[WORK REQUIRED]
Please print every record below exactly as it appears.
** Start of MATERIAL FOR THIS EXERCISE **
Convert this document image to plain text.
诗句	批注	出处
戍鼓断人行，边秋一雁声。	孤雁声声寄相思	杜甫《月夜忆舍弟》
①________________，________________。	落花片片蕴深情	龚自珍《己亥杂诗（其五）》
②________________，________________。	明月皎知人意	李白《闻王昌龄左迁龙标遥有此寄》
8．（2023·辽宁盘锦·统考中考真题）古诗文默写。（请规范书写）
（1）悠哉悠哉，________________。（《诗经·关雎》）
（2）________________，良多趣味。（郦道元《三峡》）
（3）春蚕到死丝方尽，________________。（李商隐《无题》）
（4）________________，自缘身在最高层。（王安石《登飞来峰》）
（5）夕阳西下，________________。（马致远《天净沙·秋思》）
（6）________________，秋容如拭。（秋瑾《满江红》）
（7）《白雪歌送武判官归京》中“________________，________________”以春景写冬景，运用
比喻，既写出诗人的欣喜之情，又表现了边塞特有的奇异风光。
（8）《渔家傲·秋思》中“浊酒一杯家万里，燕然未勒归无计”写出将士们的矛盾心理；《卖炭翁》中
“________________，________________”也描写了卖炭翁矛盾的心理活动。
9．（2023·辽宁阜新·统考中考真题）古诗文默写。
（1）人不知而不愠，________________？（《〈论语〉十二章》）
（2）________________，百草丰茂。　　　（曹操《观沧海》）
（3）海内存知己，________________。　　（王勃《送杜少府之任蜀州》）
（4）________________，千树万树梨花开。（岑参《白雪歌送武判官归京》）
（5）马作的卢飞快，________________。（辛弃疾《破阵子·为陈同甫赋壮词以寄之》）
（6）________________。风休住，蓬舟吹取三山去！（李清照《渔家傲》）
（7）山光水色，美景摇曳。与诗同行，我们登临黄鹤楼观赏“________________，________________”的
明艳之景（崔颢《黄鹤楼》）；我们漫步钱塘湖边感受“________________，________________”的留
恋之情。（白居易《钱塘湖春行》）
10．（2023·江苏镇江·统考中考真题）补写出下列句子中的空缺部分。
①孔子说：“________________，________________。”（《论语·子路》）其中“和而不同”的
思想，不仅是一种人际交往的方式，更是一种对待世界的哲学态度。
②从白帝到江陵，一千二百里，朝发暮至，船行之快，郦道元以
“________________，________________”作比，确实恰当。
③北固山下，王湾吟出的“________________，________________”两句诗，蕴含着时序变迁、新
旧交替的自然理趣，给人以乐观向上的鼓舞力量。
** End of MATERIAL FOR THIS EXERCISE **
[RESPONSE BELOW]
Convert this document image to plain text.
诗句	批注	出处
戍鼓断人行，边秋一雁声。	孤雁声声寄相思	杜甫《月夜忆舍弟》
①________________，________________。	落花片片蕴深情	龚自珍《己亥杂诗（其五）》
②________________，________________。	明月皎知人意	李白《闻王昌龄左迁龙标遥有此寄》
8．（2023·辽宁盘锦·统考中考真题）古诗文默写。（请规范书写）
（1）悠哉悠哉，________________。（《诗经·关雎》）
（2）________________，良多趣味。（郦道元《三峡》）
（3）春蚕到死丝方尽，________________。（李商隐《无题》）
（4）________________，自缘身在最高层。（王安石《登飞来峰》）
（5）夕阳西下，________________。（马致远《天净沙·秋思》）
（6）________________，秋容如拭。（秋瑾《满江红》）
（7）《白雪歌送武判官归京》中“________________，________________”以春景写冬景，运用
比喻，既写出诗人的欣喜之情，又表现了边塞特有的奇异风光。
（8）《渔家傲·秋思》中“浊酒一杯家万里，燕然未勒归无计”写出将士们的矛盾心理；《卖炭翁》中
“________________，________________”也描写了卖炭翁矛盾的心理活动。
9．（2023·辽宁阜新·统考中考真题）古诗文默写。
（1）人不知而不愠，________________？（《〈论语〉十二章》）
（2）________________，百草丰茂。　　　（曹操《观沧海》）
（3）海内存知己，________________。　　（王勃《送杜少府之任蜀州》）
（4）________________，千树万树梨花开。（岑参《白雪歌送武判官归京》）
（5）马作的卢飞快，________________。（辛弃疾《破阵子·为陈同甫赋壮词以寄之》）
（6）________________。风休住，蓬舟吹取三山去！（李清照《渔家傲》）
（7）山光水色，美景摇曳。与诗同行，我们登临黄鹤楼观赏“________________，________________”的
明艳之景（崔颢《黄鹤楼》）；我们漫步钱塘湖边感受“________________，________________”的留
恋之情。（白居易《钱塘湖春行》）
10．（2023·江苏镇江·统考中考真题）补写出下列句子中的空缺部分。
①孔子说：“________________，________________。”（《论语·子路》）其中“和而不同”的
思想，不仅是一种人际交往的方式，更是一种对待世界的哲学态度。
②从白帝到江陵，一千二百里，朝发暮至，船行之快，郦道元以
“________________，________________”作比，确实恰当。
③北固山下，王湾吟出的“________________，________________”两句诗，蕴含着时序变迁、新
旧交替的自然理趣，给人以乐观向上的鼓舞力量。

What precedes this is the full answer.